WHAT YOU NEED TO DO -> Print the passage contrasting Emerson and Randolph, starting with "In almost his" and going on through "in Tennessee, etc.".

SOURCE EXTRACT ->

In almost his last remarks at the Convention, Randolph spoke of “a principle which he had learned before he came into public life; and by which he had been governed during the whole course of his life, that it was always unwise—yes—highly unwise, to disturb a thing that was at rest” (pgs. 166-7).
 
What a vast chasm separates these two peoples, North and South!  One preaches perpetual change, and the other preaches change nothing.  
 
After these two, Emerson and Randolph, the pattern is more or less set.  The two nations continue to go on in their established ways, being reinforced in them from time to time by the appearance of articulate spokesmen of their respective creeds, whether Walt Whitman in New England or Donald Davidson in Tennessee, etc.

DATA ->

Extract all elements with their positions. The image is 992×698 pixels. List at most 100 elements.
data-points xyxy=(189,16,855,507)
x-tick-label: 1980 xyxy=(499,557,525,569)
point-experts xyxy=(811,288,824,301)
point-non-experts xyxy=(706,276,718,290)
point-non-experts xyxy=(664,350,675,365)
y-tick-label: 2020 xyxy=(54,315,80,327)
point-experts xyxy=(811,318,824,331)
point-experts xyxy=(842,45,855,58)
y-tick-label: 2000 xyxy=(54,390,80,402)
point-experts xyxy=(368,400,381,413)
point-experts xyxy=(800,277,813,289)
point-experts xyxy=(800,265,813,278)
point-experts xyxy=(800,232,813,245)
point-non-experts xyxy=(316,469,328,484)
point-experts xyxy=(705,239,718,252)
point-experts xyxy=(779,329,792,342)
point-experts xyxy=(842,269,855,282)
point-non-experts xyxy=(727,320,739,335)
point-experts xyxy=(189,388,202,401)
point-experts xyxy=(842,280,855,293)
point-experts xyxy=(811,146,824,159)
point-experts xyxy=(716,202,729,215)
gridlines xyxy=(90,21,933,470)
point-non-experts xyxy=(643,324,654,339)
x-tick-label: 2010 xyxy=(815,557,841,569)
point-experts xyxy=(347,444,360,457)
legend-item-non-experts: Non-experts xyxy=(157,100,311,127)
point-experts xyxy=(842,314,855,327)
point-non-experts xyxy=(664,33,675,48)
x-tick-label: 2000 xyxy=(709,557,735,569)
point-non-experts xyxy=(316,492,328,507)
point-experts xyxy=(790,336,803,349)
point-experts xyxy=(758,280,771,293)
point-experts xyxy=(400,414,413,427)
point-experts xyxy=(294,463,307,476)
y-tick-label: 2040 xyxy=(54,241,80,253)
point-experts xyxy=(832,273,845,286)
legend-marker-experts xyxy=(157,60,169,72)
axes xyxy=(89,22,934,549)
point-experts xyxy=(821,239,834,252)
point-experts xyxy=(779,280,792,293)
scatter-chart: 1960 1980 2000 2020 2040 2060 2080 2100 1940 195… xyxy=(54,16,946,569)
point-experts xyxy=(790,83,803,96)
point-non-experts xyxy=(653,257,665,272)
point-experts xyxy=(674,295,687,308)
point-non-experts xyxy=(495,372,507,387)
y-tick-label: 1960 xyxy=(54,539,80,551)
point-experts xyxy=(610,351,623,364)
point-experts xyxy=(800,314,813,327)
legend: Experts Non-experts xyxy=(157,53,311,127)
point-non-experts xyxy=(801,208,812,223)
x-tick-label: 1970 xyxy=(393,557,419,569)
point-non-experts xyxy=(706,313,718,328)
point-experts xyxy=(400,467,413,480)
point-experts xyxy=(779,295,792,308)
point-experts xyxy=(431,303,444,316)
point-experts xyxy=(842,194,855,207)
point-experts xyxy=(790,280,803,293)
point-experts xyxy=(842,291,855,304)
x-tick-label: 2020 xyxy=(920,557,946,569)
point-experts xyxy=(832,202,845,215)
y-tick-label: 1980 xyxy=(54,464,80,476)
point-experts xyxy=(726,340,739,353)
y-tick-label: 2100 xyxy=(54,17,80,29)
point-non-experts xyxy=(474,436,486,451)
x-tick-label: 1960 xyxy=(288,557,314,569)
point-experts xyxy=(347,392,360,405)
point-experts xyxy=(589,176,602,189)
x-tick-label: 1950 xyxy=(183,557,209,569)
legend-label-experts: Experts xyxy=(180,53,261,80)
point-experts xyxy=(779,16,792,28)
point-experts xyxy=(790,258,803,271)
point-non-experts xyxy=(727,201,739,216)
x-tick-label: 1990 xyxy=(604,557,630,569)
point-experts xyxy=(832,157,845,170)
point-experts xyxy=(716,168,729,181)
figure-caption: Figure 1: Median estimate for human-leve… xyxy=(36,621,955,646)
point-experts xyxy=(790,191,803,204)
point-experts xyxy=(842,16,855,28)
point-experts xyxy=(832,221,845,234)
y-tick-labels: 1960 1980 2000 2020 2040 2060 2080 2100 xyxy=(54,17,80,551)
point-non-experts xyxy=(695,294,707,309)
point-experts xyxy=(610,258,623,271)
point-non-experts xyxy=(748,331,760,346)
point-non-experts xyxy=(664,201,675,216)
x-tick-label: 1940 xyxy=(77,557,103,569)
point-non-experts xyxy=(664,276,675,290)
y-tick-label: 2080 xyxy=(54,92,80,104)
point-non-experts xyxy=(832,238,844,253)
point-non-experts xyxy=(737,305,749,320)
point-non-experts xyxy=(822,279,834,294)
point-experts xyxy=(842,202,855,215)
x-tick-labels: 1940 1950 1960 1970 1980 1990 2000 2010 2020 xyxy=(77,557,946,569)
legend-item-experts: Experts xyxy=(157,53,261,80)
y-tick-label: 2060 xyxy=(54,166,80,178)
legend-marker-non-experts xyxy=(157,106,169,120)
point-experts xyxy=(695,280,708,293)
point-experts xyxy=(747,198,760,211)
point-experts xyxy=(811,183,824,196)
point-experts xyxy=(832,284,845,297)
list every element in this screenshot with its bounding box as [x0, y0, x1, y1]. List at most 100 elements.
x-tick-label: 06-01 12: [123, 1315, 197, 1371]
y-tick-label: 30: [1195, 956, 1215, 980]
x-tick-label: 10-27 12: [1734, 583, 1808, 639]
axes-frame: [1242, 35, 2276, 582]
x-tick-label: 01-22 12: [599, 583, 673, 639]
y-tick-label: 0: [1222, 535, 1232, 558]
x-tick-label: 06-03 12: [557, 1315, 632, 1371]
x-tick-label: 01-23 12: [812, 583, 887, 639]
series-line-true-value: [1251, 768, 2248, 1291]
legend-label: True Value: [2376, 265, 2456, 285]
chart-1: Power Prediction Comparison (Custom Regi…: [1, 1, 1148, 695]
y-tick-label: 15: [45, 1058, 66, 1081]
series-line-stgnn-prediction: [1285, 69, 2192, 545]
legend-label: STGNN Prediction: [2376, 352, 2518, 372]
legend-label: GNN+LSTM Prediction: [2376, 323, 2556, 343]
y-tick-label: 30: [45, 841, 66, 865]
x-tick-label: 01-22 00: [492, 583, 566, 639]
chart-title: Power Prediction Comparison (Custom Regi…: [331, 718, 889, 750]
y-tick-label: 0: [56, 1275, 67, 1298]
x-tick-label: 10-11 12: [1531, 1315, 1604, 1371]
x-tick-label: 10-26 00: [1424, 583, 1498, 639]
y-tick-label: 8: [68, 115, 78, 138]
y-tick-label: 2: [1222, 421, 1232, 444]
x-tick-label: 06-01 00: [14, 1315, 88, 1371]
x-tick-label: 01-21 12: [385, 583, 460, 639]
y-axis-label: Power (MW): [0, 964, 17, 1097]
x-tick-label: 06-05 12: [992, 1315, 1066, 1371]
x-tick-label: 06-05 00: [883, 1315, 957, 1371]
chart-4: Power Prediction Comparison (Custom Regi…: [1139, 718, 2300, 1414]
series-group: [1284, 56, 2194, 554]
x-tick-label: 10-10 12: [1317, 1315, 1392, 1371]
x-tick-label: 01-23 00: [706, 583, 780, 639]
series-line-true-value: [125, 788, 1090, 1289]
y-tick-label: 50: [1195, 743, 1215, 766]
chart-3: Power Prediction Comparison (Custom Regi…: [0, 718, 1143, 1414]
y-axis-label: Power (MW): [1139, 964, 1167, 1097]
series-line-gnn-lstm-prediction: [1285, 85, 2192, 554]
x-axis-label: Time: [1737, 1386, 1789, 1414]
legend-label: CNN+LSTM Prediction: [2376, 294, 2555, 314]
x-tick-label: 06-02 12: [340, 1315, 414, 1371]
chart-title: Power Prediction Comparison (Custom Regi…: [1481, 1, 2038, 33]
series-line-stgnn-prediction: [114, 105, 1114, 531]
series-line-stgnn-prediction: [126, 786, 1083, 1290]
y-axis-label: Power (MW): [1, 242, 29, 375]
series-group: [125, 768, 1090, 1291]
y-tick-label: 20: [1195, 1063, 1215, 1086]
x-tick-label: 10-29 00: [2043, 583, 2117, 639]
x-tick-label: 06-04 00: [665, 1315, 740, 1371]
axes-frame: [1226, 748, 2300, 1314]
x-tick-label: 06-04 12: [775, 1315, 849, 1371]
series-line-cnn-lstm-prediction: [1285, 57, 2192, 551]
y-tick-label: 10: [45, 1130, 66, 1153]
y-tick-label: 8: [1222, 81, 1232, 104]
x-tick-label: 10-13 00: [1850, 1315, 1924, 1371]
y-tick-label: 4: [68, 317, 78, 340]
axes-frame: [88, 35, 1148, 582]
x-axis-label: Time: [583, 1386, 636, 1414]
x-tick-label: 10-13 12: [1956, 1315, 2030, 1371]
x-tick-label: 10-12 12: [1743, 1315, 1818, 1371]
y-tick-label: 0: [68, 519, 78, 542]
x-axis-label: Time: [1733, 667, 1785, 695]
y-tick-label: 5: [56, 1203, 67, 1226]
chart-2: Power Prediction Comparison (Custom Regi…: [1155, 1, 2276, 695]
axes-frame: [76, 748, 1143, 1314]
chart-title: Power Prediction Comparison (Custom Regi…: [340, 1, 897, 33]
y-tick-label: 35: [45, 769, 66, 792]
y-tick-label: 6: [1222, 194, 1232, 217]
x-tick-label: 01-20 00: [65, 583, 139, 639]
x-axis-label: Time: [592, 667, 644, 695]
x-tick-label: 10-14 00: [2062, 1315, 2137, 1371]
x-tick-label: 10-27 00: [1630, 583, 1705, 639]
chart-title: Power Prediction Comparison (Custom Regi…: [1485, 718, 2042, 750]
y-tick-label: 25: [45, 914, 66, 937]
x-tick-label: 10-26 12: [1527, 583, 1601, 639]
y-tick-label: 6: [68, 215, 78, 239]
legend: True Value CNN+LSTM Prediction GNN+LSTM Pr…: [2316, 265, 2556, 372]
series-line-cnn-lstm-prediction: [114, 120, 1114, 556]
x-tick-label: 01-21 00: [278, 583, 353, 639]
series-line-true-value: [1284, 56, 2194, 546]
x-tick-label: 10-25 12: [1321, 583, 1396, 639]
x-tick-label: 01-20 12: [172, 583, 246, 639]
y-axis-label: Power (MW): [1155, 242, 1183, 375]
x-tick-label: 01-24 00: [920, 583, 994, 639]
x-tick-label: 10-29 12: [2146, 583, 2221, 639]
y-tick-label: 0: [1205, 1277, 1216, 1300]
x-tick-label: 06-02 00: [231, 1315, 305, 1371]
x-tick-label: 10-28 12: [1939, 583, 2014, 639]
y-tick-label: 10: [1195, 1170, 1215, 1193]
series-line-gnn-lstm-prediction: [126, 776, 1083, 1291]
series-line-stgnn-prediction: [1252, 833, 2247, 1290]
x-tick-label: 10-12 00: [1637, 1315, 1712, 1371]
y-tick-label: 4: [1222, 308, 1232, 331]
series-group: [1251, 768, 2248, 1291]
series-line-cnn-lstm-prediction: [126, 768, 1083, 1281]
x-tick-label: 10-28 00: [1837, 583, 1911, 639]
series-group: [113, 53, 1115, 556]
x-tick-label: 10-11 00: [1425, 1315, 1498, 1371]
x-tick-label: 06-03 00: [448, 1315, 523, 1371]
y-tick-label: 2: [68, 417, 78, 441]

RESULT OF THIS EXERCISE ->
In almost his last remarks at the Convention, Randolph spoke of “a principle which he had learned before he came into public life; and by which he had been governed during the whole course of his life, that it was always unwise—yes—highly unwise, to disturb a thing that was at rest” (pgs. 166-7).
 
What a vast chasm separates these two peoples, North and South!  One preaches perpetual change, and the other preaches change nothing.  
 
After these two, Emerson and Randolph, the pattern is more or less set.  The two nations continue to go on in their established ways, being reinforced in them from time to time by the appearance of articulate spokesmen of their respective creeds, whether Walt Whitman in New England or Donald Davidson in Tennessee, etc.